- Problem description -
Print the records below exactly as they appear.

··· Records to use ···

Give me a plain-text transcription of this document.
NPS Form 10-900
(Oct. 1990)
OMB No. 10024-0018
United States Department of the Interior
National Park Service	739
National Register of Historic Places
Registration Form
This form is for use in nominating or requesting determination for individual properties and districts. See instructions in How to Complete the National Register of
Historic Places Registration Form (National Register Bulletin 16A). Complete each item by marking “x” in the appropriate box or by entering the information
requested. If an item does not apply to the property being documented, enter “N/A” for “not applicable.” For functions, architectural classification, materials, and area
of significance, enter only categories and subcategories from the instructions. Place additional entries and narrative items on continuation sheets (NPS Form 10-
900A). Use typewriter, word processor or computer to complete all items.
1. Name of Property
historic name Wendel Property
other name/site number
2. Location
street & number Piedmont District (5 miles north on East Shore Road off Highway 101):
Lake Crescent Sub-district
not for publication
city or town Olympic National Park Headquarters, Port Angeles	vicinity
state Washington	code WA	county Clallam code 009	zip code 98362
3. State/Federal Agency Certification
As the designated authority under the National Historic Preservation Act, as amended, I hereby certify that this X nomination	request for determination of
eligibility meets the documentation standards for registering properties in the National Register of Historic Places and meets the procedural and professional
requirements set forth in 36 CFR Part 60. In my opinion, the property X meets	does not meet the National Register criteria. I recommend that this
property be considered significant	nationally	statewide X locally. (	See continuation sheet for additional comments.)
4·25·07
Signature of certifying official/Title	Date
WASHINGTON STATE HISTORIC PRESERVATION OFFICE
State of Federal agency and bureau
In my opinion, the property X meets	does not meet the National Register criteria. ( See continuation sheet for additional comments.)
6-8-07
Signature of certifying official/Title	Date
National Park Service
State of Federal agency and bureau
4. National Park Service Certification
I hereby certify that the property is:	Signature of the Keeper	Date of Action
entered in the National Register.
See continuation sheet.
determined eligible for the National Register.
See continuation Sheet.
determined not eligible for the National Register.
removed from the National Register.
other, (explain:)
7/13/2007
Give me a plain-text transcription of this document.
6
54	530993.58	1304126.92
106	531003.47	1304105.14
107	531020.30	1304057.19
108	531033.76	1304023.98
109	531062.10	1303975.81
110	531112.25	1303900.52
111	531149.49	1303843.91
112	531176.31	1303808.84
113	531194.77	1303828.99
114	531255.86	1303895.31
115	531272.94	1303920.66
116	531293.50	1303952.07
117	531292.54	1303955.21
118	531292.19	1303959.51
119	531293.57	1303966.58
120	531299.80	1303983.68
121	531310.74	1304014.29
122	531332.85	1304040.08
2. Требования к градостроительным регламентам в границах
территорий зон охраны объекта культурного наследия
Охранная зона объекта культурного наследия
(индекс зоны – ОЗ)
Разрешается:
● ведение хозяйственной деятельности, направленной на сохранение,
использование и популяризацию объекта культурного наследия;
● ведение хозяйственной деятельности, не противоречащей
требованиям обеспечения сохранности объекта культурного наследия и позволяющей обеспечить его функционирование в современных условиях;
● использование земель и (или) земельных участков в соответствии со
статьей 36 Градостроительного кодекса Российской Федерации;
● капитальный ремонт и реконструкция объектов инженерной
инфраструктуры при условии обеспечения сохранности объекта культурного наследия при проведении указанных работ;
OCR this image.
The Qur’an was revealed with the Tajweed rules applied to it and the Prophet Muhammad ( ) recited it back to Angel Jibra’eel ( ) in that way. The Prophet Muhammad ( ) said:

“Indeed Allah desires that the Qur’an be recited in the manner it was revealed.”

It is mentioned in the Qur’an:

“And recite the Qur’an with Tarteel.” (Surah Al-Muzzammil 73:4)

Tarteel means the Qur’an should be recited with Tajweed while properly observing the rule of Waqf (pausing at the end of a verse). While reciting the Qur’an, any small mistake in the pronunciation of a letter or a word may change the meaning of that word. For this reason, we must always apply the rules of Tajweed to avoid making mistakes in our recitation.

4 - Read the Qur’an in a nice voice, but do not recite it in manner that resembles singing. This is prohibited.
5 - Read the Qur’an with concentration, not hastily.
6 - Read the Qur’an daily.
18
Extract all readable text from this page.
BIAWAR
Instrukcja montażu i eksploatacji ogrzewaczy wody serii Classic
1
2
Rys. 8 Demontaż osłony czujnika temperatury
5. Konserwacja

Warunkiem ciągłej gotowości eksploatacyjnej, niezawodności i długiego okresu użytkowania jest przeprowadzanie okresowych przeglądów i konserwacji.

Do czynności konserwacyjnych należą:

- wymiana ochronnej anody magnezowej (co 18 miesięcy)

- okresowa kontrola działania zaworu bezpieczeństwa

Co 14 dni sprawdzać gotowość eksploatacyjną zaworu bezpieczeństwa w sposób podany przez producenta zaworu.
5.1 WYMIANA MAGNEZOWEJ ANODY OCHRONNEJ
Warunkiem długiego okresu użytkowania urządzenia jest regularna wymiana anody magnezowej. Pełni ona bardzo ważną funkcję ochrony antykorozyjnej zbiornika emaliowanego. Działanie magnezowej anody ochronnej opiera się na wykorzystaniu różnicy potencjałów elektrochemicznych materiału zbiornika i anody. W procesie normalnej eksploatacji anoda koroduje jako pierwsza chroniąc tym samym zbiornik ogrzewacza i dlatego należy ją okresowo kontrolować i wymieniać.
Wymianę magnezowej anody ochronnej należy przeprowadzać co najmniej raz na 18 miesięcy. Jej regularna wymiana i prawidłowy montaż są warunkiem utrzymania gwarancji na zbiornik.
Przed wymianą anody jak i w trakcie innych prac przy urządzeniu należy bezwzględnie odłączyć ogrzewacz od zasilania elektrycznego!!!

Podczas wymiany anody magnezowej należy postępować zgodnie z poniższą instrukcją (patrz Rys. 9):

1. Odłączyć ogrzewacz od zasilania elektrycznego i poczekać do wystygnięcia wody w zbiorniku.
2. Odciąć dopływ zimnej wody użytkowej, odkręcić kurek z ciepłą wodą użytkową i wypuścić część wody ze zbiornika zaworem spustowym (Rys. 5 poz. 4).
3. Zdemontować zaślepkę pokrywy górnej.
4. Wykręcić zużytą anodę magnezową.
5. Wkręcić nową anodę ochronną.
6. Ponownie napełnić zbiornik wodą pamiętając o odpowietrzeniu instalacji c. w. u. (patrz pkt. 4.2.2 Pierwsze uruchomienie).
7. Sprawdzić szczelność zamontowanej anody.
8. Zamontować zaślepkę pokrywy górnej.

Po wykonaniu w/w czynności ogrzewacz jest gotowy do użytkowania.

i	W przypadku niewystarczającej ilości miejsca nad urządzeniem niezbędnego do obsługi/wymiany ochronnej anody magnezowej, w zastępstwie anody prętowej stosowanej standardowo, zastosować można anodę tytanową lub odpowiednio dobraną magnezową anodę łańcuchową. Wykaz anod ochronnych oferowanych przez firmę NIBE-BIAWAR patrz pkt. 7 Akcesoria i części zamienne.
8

···

- Written response -
Give me a plain-text transcription of this document.
NPS Form 10-900
(Oct. 1990)
OMB No. 10024-0018
United States Department of the Interior
National Park Service	739
National Register of Historic Places
Registration Form
This form is for use in nominating or requesting determination for individual properties and districts. See instructions in How to Complete the National Register of
Historic Places Registration Form (National Register Bulletin 16A). Complete each item by marking “x” in the appropriate box or by entering the information
requested. If an item does not apply to the property being documented, enter “N/A” for “not applicable.” For functions, architectural classification, materials, and area
of significance, enter only categories and subcategories from the instructions. Place additional entries and narrative items on continuation sheets (NPS Form 10-
900A). Use typewriter, word processor or computer to complete all items.
1. Name of Property
historic name Wendel Property
other name/site number
2. Location
street & number Piedmont District (5 miles north on East Shore Road off Highway 101):
Lake Crescent Sub-district
not for publication
city or town Olympic National Park Headquarters, Port Angeles	vicinity
state Washington	code WA	county Clallam code 009	zip code 98362
3. State/Federal Agency Certification
As the designated authority under the National Historic Preservation Act, as amended, I hereby certify that this X nomination	request for determination of
eligibility meets the documentation standards for registering properties in the National Register of Historic Places and meets the procedural and professional
requirements set forth in 36 CFR Part 60. In my opinion, the property X meets	does not meet the National Register criteria. I recommend that this
property be considered significant	nationally	statewide X locally. (	See continuation sheet for additional comments.)
4·25·07
Signature of certifying official/Title	Date
WASHINGTON STATE HISTORIC PRESERVATION OFFICE
State of Federal agency and bureau
In my opinion, the property X meets	does not meet the National Register criteria. ( See continuation sheet for additional comments.)
6-8-07
Signature of certifying official/Title	Date
National Park Service
State of Federal agency and bureau
4. National Park Service Certification
I hereby certify that the property is:	Signature of the Keeper	Date of Action
entered in the National Register.
See continuation sheet.
determined eligible for the National Register.
See continuation Sheet.
determined not eligible for the National Register.
removed from the National Register.
other, (explain:)
7/13/2007
Give me a plain-text transcription of this document.
6
54	530993.58	1304126.92
106	531003.47	1304105.14
107	531020.30	1304057.19
108	531033.76	1304023.98
109	531062.10	1303975.81
110	531112.25	1303900.52
111	531149.49	1303843.91
112	531176.31	1303808.84
113	531194.77	1303828.99
114	531255.86	1303895.31
115	531272.94	1303920.66
116	531293.50	1303952.07
117	531292.54	1303955.21
118	531292.19	1303959.51
119	531293.57	1303966.58
120	531299.80	1303983.68
121	531310.74	1304014.29
122	531332.85	1304040.08
2. Требования к градостроительным регламентам в границах
территорий зон охраны объекта культурного наследия
Охранная зона объекта культурного наследия
(индекс зоны – ОЗ)
Разрешается:
● ведение хозяйственной деятельности, направленной на сохранение,
использование и популяризацию объекта культурного наследия;
● ведение хозяйственной деятельности, не противоречащей
требованиям обеспечения сохранности объекта культурного наследия и позволяющей обеспечить его функционирование в современных условиях;
● использование земель и (или) земельных участков в соответствии со
статьей 36 Градостроительного кодекса Российской Федерации;
● капитальный ремонт и реконструкция объектов инженерной
инфраструктуры при условии обеспечения сохранности объекта культурного наследия при проведении указанных работ;
OCR this image.
The Qur’an was revealed with the Tajweed rules applied to it and the Prophet Muhammad ( ) recited it back to Angel Jibra’eel ( ) in that way. The Prophet Muhammad ( ) said:

“Indeed Allah desires that the Qur’an be recited in the manner it was revealed.”

It is mentioned in the Qur’an:

“And recite the Qur’an with Tarteel.” (Surah Al-Muzzammil 73:4)

Tarteel means the Qur’an should be recited with Tajweed while properly observing the rule of Waqf (pausing at the end of a verse). While reciting the Qur’an, any small mistake in the pronunciation of a letter or a word may change the meaning of that word. For this reason, we must always apply the rules of Tajweed to avoid making mistakes in our recitation.

4 - Read the Qur’an in a nice voice, but do not recite it in manner that resembles singing. This is prohibited.
5 - Read the Qur’an with concentration, not hastily.
6 - Read the Qur’an daily.
18
Extract all readable text from this page.
BIAWAR
Instrukcja montażu i eksploatacji ogrzewaczy wody serii Classic
1
2
Rys. 8 Demontaż osłony czujnika temperatury
5. Konserwacja

Warunkiem ciągłej gotowości eksploatacyjnej, niezawodności i długiego okresu użytkowania jest przeprowadzanie okresowych przeglądów i konserwacji.

Do czynności konserwacyjnych należą:

- wymiana ochronnej anody magnezowej (co 18 miesięcy)

- okresowa kontrola działania zaworu bezpieczeństwa

Co 14 dni sprawdzać gotowość eksploatacyjną zaworu bezpieczeństwa w sposób podany przez producenta zaworu.
5.1 WYMIANA MAGNEZOWEJ ANODY OCHRONNEJ
Warunkiem długiego okresu użytkowania urządzenia jest regularna wymiana anody magnezowej. Pełni ona bardzo ważną funkcję ochrony antykorozyjnej zbiornika emaliowanego. Działanie magnezowej anody ochronnej opiera się na wykorzystaniu różnicy potencjałów elektrochemicznych materiału zbiornika i anody. W procesie normalnej eksploatacji anoda koroduje jako pierwsza chroniąc tym samym zbiornik ogrzewacza i dlatego należy ją okresowo kontrolować i wymieniać.
Wymianę magnezowej anody ochronnej należy przeprowadzać co najmniej raz na 18 miesięcy. Jej regularna wymiana i prawidłowy montaż są warunkiem utrzymania gwarancji na zbiornik.
Przed wymianą anody jak i w trakcie innych prac przy urządzeniu należy bezwzględnie odłączyć ogrzewacz od zasilania elektrycznego!!!

Podczas wymiany anody magnezowej należy postępować zgodnie z poniższą instrukcją (patrz Rys. 9):

1. Odłączyć ogrzewacz od zasilania elektrycznego i poczekać do wystygnięcia wody w zbiorniku.
2. Odciąć dopływ zimnej wody użytkowej, odkręcić kurek z ciepłą wodą użytkową i wypuścić część wody ze zbiornika zaworem spustowym (Rys. 5 poz. 4).
3. Zdemontować zaślepkę pokrywy górnej.
4. Wykręcić zużytą anodę magnezową.
5. Wkręcić nową anodę ochronną.
6. Ponownie napełnić zbiornik wodą pamiętając o odpowietrzeniu instalacji c. w. u. (patrz pkt. 4.2.2 Pierwsze uruchomienie).
7. Sprawdzić szczelność zamontowanej anody.
8. Zamontować zaślepkę pokrywy górnej.

Po wykonaniu w/w czynności ogrzewacz jest gotowy do użytkowania.

i	W przypadku niewystarczającej ilości miejsca nad urządzeniem niezbędnego do obsługi/wymiany ochronnej anody magnezowej, w zastępstwie anody prętowej stosowanej standardowo, zastosować można anodę tytanową lub odpowiednio dobraną magnezową anodę łańcuchową. Wykaz anod ochronnych oferowanych przez firmę NIBE-BIAWAR patrz pkt. 7 Akcesoria i części zamienne.
8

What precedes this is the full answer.